— Exercise instructions —
Search the listing below for the string "JSON" and show each line that contains it.

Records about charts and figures
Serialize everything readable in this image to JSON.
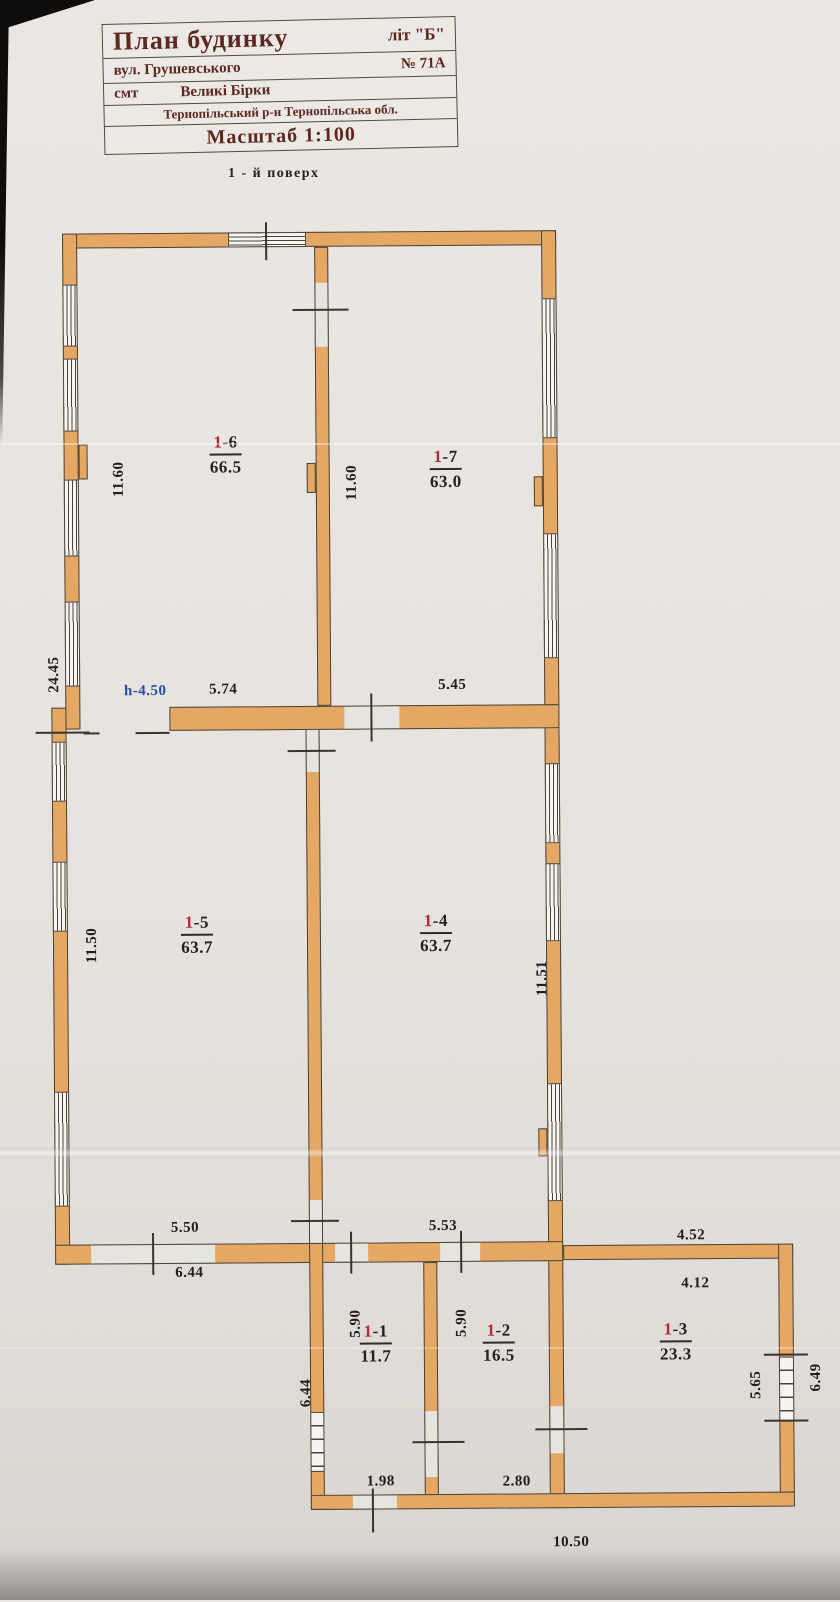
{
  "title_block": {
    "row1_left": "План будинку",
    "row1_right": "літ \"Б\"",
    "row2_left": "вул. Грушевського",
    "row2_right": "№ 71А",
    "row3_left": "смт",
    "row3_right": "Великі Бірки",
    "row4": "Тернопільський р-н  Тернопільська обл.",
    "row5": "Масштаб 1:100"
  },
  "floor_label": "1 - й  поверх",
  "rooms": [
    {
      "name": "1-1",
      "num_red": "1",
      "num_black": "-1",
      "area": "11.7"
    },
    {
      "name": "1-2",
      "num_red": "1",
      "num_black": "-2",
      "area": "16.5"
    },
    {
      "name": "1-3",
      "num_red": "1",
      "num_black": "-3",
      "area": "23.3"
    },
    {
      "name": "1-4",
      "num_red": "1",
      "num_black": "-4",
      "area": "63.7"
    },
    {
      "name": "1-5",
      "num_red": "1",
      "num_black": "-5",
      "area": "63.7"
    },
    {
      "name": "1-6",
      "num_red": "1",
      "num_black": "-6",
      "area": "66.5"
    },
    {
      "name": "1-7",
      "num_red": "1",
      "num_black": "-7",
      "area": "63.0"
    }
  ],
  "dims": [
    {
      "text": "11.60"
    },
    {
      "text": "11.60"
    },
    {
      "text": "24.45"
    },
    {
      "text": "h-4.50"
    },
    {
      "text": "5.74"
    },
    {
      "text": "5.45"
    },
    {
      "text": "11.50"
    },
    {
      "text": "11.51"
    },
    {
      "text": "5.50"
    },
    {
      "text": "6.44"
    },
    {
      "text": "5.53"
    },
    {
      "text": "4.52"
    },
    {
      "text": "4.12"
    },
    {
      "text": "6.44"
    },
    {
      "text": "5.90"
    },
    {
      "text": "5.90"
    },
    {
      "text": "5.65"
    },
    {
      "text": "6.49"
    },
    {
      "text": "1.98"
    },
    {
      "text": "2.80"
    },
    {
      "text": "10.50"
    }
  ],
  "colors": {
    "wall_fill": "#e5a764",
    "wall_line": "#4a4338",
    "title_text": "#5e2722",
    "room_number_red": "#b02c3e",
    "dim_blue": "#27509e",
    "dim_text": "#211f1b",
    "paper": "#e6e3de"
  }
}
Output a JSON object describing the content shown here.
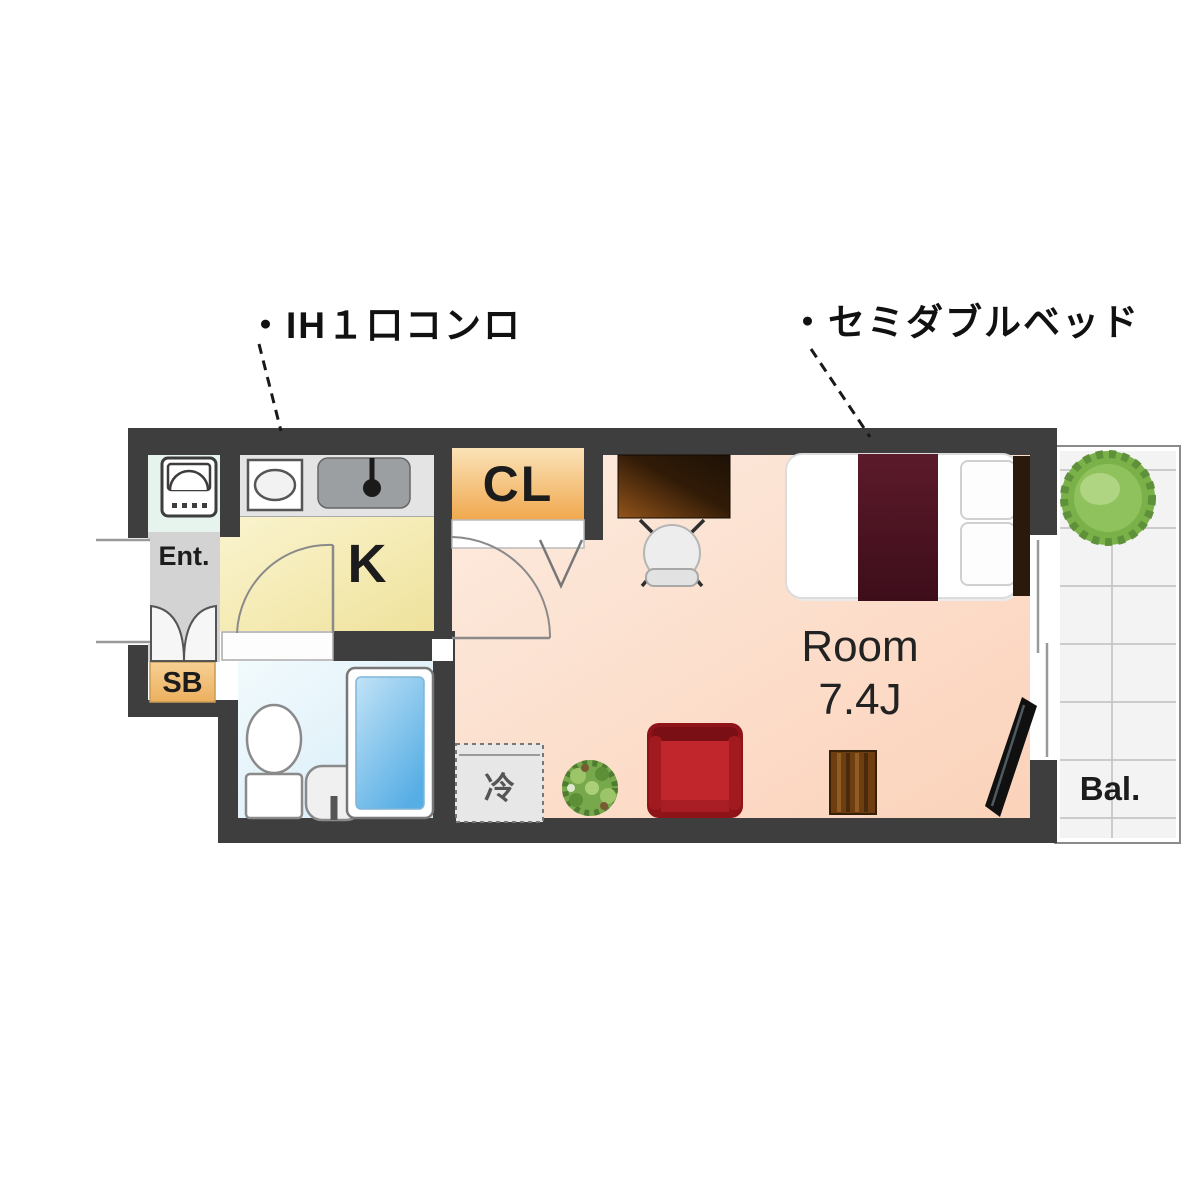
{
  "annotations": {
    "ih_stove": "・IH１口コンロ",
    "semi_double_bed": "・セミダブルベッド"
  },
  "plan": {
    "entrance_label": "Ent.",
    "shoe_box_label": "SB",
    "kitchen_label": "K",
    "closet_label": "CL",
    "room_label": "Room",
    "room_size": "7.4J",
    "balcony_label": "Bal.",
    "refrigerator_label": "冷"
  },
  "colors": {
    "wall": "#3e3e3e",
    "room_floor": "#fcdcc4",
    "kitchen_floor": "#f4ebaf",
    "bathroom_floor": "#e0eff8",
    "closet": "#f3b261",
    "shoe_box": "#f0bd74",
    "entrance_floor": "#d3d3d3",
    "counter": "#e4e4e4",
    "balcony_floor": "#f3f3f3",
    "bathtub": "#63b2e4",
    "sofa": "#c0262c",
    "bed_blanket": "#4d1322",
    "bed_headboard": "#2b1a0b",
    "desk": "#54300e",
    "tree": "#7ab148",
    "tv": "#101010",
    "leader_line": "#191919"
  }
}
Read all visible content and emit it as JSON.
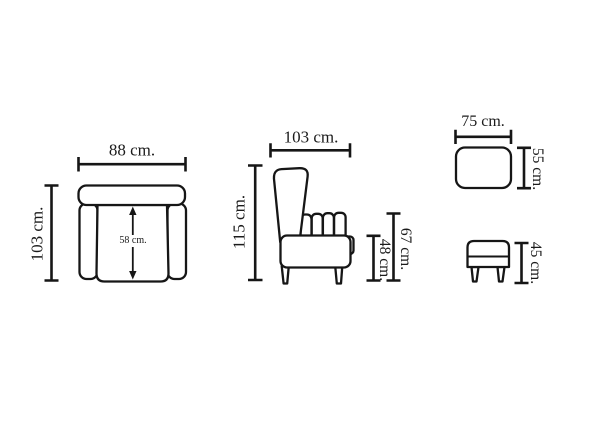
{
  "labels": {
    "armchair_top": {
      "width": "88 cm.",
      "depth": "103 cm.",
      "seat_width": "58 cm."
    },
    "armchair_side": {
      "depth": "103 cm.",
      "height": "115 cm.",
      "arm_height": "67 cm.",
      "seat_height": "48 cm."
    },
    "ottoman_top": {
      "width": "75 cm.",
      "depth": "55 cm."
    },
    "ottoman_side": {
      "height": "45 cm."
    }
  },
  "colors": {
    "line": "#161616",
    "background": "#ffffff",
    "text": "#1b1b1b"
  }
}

— Response —
Serialize everything readable in this image to JSON.
Output a JSON object describing the content shown here.
Read all visible content and emit it as JSON.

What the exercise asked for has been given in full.